◆ **Exercise**
Quote the records that follow in full, leaving the pictures out.

-------- Records supplied --------

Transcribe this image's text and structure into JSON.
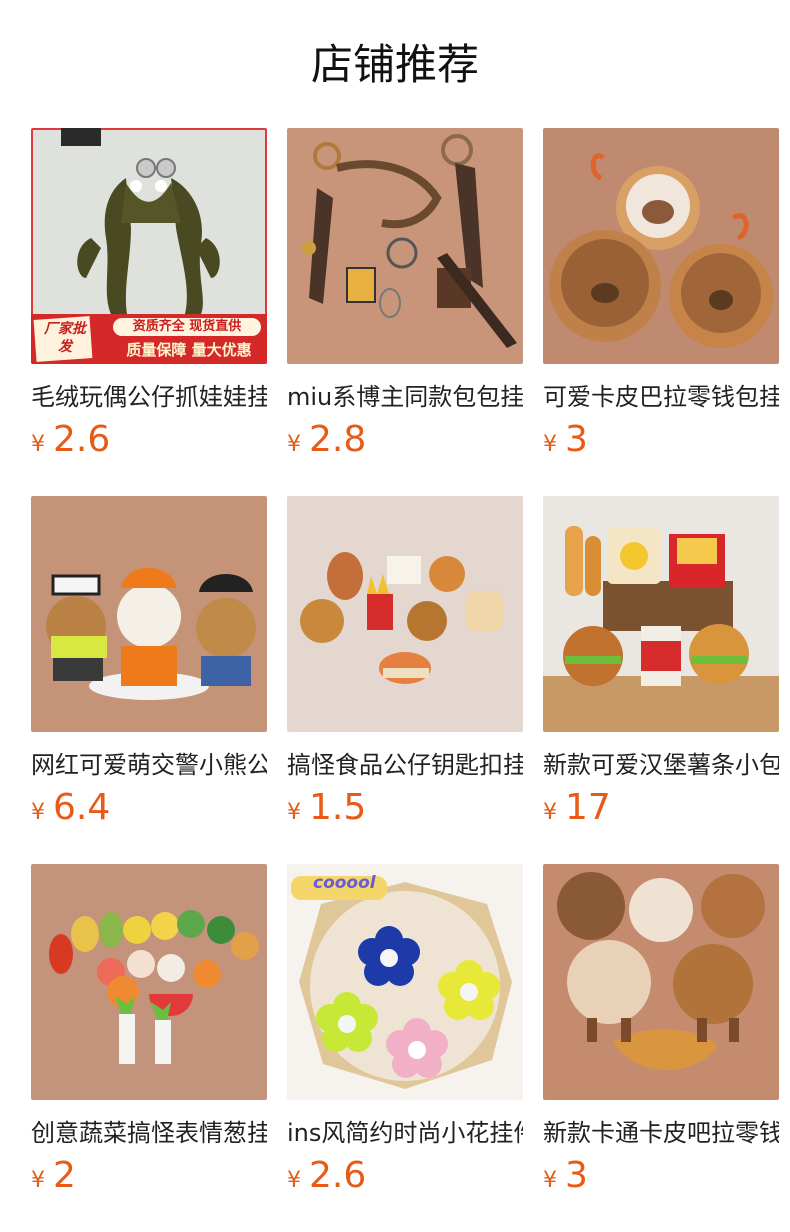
{
  "header": {
    "title": "店铺推荐"
  },
  "products": [
    {
      "name": "毛绒玩偶公仔抓娃娃挂件",
      "currency": "¥",
      "price": "2.6",
      "image_icon": "frog-plush-image",
      "promo": {
        "badge": "厂家批发",
        "line1": "资质齐全 现货直供",
        "line2": "质量保障 量大优惠"
      }
    },
    {
      "name": "miu系博主同款包包挂件",
      "currency": "¥",
      "price": "2.8",
      "image_icon": "bag-charm-image"
    },
    {
      "name": "可爱卡皮巴拉零钱包挂件",
      "currency": "¥",
      "price": "3",
      "image_icon": "capybara-coin-purse-image"
    },
    {
      "name": "网红可爱萌交警小熊公仔",
      "currency": "¥",
      "price": "6.4",
      "image_icon": "police-bear-image"
    },
    {
      "name": "搞怪食品公仔钥匙扣挂件",
      "currency": "¥",
      "price": "1.5",
      "image_icon": "food-keychain-image"
    },
    {
      "name": "新款可爱汉堡薯条小包包",
      "currency": "¥",
      "price": "17",
      "image_icon": "burger-fries-bag-image"
    },
    {
      "name": "创意蔬菜搞怪表情葱挂件",
      "currency": "¥",
      "price": "2",
      "image_icon": "vegetable-plush-image"
    },
    {
      "name": "ins风简约时尚小花挂件",
      "currency": "¥",
      "price": "2.6",
      "image_icon": "flower-charm-image",
      "sticker": "cooool"
    },
    {
      "name": "新款卡通卡皮吧拉零钱包",
      "currency": "¥",
      "price": "3",
      "image_icon": "capybara-purse-set-image"
    }
  ]
}
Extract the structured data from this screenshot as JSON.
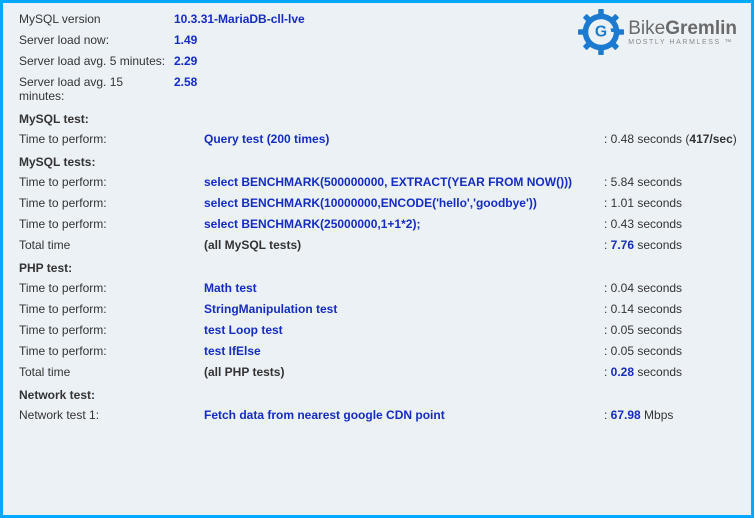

--------

◆ **Completed task**
Transcribe this image's text and structure into JSON.
{
  "header": {
    "title": "店铺推荐"
  },
  "products": [
    {
      "name": "毛绒玩偶公仔抓娃娃挂件",
      "currency": "¥",
      "price": "2.6",
      "image_icon": "frog-plush-image",
      "promo": {
        "badge": "厂家批发",
        "line1": "资质齐全 现货直供",
        "line2": "质量保障 量大优惠"
      }
    },
    {
      "name": "miu系博主同款包包挂件",
      "currency": "¥",
      "price": "2.8",
      "image_icon": "bag-charm-image"
    },
    {
      "name": "可爱卡皮巴拉零钱包挂件",
      "currency": "¥",
      "price": "3",
      "image_icon": "capybara-coin-purse-image"
    },
    {
      "name": "网红可爱萌交警小熊公仔",
      "currency": "¥",
      "price": "6.4",
      "image_icon": "police-bear-image"
    },
    {
      "name": "搞怪食品公仔钥匙扣挂件",
      "currency": "¥",
      "price": "1.5",
      "image_icon": "food-keychain-image"
    },
    {
      "name": "新款可爱汉堡薯条小包包",
      "currency": "¥",
      "price": "17",
      "image_icon": "burger-fries-bag-image"
    },
    {
      "name": "创意蔬菜搞怪表情葱挂件",
      "currency": "¥",
      "price": "2",
      "image_icon": "vegetable-plush-image"
    },
    {
      "name": "ins风简约时尚小花挂件",
      "currency": "¥",
      "price": "2.6",
      "image_icon": "flower-charm-image",
      "sticker": "cooool"
    },
    {
      "name": "新款卡通卡皮吧拉零钱包",
      "currency": "¥",
      "price": "3",
      "image_icon": "capybara-purse-set-image"
    }
  ]
}
Extract the structured data from this screenshot as JSON.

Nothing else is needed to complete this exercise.